*Task goal*
Copy all of the material exactly. Pictures are not to appear in the copy.

*Listed records*

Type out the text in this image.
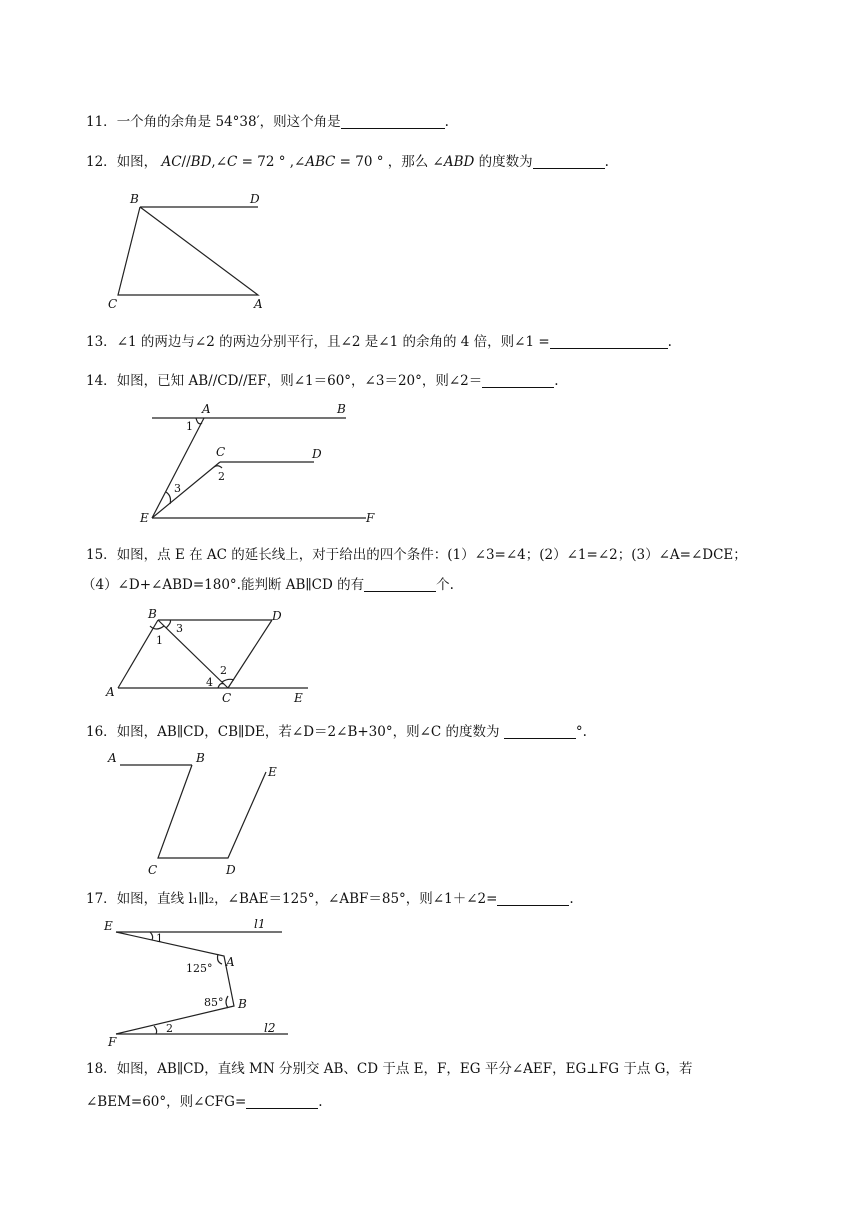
11．一个角的余角是 54°38′，则这个角是	.
12．如图， 𝐴𝐶//𝐵𝐷,∠𝐶 = 72 ° ,∠𝐴𝐵𝐶 = 70 ° ，那么 ∠𝐴𝐵𝐷 的度数为	.
B	D
C	A
13．∠1 的两边与∠2 的两边分别平行，且∠2 是∠1 的余角的 4 倍，则∠1 =	.
14．如图，已知 AB//CD//EF，则∠1＝60°，∠3＝20°，则∠2＝	.
A	B
C	D
E	F
1
2
3
15．如图，点 E 在 AC 的延长线上，对于给出的四个条件：(1）∠3=∠4；(2）∠1=∠2；(3）∠A=∠DCE；
（4）∠D+∠ABD=180°.能判断 AB∥CD 的有	个.
B	D
A	C	E
1
2
3
4
16．如图，AB∥CD，CB∥DE，若∠D＝2∠B+30°，则∠C 的度数为	°.
A	B
C	D
E
17．如图，直线 l₁∥l₂，∠BAE＝125°，∠ABF＝85°，则∠1＋∠2=	.
E	l1
A
B
F
l2
1
125°
85°
2
18．如图，AB∥CD，直线 MN 分别交 AB、CD 于点 E，F，EG 平分∠AEF，EG⊥FG 于点 G，若
∠BEM=60°，则∠CFG=	.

*The result*
Type out the text in this image.
11．一个角的余角是 54°38′，则这个角是	.
12．如图， 𝐴𝐶//𝐵𝐷,∠𝐶 = 72 ° ,∠𝐴𝐵𝐶 = 70 ° ，那么 ∠𝐴𝐵𝐷 的度数为	.
B	D
C	A
13．∠1 的两边与∠2 的两边分别平行，且∠2 是∠1 的余角的 4 倍，则∠1 =	.
14．如图，已知 AB//CD//EF，则∠1＝60°，∠3＝20°，则∠2＝	.
A	B
C	D
E	F
1
2
3
15．如图，点 E 在 AC 的延长线上，对于给出的四个条件：(1）∠3=∠4；(2）∠1=∠2；(3）∠A=∠DCE；
（4）∠D+∠ABD=180°.能判断 AB∥CD 的有	个.
B	D
A	C	E
1
2
3
4
16．如图，AB∥CD，CB∥DE，若∠D＝2∠B+30°，则∠C 的度数为	°.
A	B
C	D
E
17．如图，直线 l₁∥l₂，∠BAE＝125°，∠ABF＝85°，则∠1＋∠2=	.
E	l1
A
B
F
l2
1
125°
85°
2
18．如图，AB∥CD，直线 MN 分别交 AB、CD 于点 E，F，EG 平分∠AEF，EG⊥FG 于点 G，若
∠BEM=60°，则∠CFG=	.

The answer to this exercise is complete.